■ Stated task
Quote all of the data exactly as given. Skip every picture it contains.

● ● ● ● ●

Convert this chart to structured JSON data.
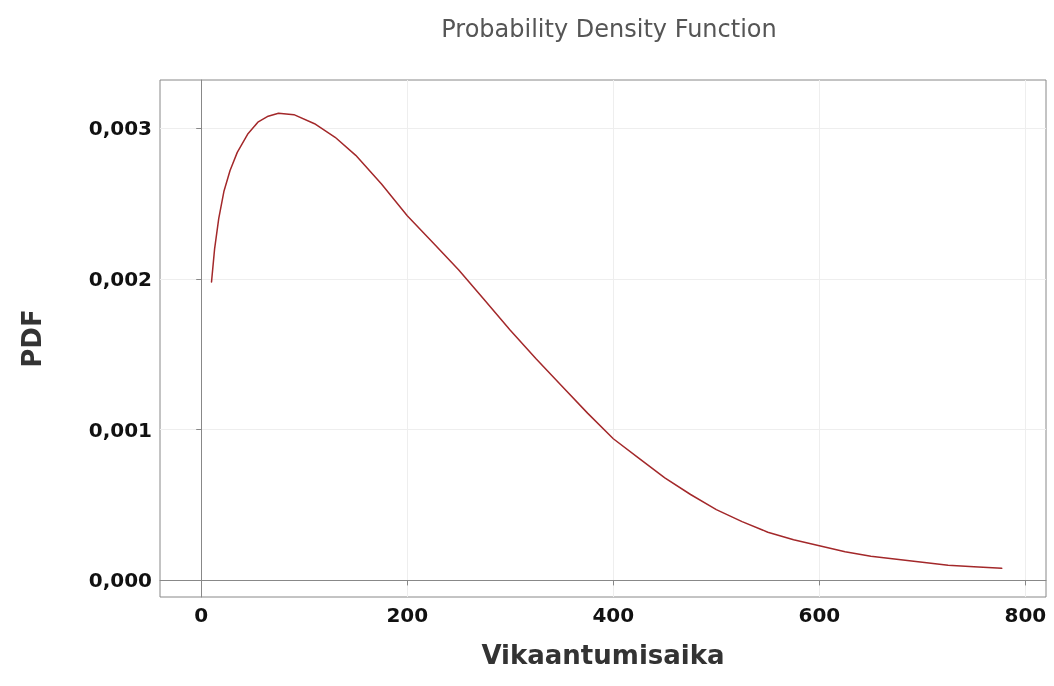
{
  "chart_data": {
    "type": "line",
    "title": "Probability Density Function",
    "xlabel": "Vikaantumisaika",
    "ylabel": "PDF",
    "series": [
      {
        "color": "#a3282a",
        "x": [
          10,
          13,
          17,
          22,
          28,
          35,
          45,
          55,
          65,
          75,
          90,
          110,
          130,
          150,
          175,
          200,
          225,
          250,
          275,
          300,
          325,
          350,
          375,
          400,
          425,
          450,
          475,
          500,
          525,
          550,
          575,
          600,
          625,
          650,
          675,
          700,
          725,
          750,
          777
        ],
        "values": [
          0.00198,
          0.0022,
          0.0024,
          0.00258,
          0.00272,
          0.00284,
          0.00296,
          0.00304,
          0.00308,
          0.0031,
          0.00309,
          0.00303,
          0.00294,
          0.00282,
          0.00263,
          0.00242,
          0.00224,
          0.00206,
          0.00186,
          0.00166,
          0.00147,
          0.00129,
          0.00111,
          0.00094,
          0.00081,
          0.00068,
          0.00057,
          0.00047,
          0.00039,
          0.00032,
          0.00027,
          0.00023,
          0.00019,
          0.00016,
          0.00014,
          0.00012,
          0.0001,
          9e-05,
          8e-05
        ]
      }
    ],
    "xlim": [
      -40,
      820
    ],
    "xticks": [
      0,
      200,
      400,
      600,
      800
    ],
    "ylim": [
      -0.00011,
      0.00332
    ],
    "yticks": [
      {
        "value": 0,
        "label": "0,000"
      },
      {
        "value": 0.001,
        "label": "0,001"
      },
      {
        "value": 0.002,
        "label": "0,002"
      },
      {
        "value": 0.003,
        "label": "0,003"
      }
    ],
    "grid": true,
    "marker": "none",
    "line_style": "solid"
  }
}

● ● ● ● ●

■ Answer in full
Convert this chart to structured JSON data.
{
  "chart_data": {
    "type": "line",
    "title": "Probability Density Function",
    "xlabel": "Vikaantumisaika",
    "ylabel": "PDF",
    "series": [
      {
        "color": "#a3282a",
        "x": [
          10,
          13,
          17,
          22,
          28,
          35,
          45,
          55,
          65,
          75,
          90,
          110,
          130,
          150,
          175,
          200,
          225,
          250,
          275,
          300,
          325,
          350,
          375,
          400,
          425,
          450,
          475,
          500,
          525,
          550,
          575,
          600,
          625,
          650,
          675,
          700,
          725,
          750,
          777
        ],
        "values": [
          0.00198,
          0.0022,
          0.0024,
          0.00258,
          0.00272,
          0.00284,
          0.00296,
          0.00304,
          0.00308,
          0.0031,
          0.00309,
          0.00303,
          0.00294,
          0.00282,
          0.00263,
          0.00242,
          0.00224,
          0.00206,
          0.00186,
          0.00166,
          0.00147,
          0.00129,
          0.00111,
          0.00094,
          0.00081,
          0.00068,
          0.00057,
          0.00047,
          0.00039,
          0.00032,
          0.00027,
          0.00023,
          0.00019,
          0.00016,
          0.00014,
          0.00012,
          0.0001,
          9e-05,
          8e-05
        ]
      }
    ],
    "xlim": [
      -40,
      820
    ],
    "xticks": [
      0,
      200,
      400,
      600,
      800
    ],
    "ylim": [
      -0.00011,
      0.00332
    ],
    "yticks": [
      {
        "value": 0,
        "label": "0,000"
      },
      {
        "value": 0.001,
        "label": "0,001"
      },
      {
        "value": 0.002,
        "label": "0,002"
      },
      {
        "value": 0.003,
        "label": "0,003"
      }
    ],
    "grid": true,
    "marker": "none",
    "line_style": "solid"
  }
}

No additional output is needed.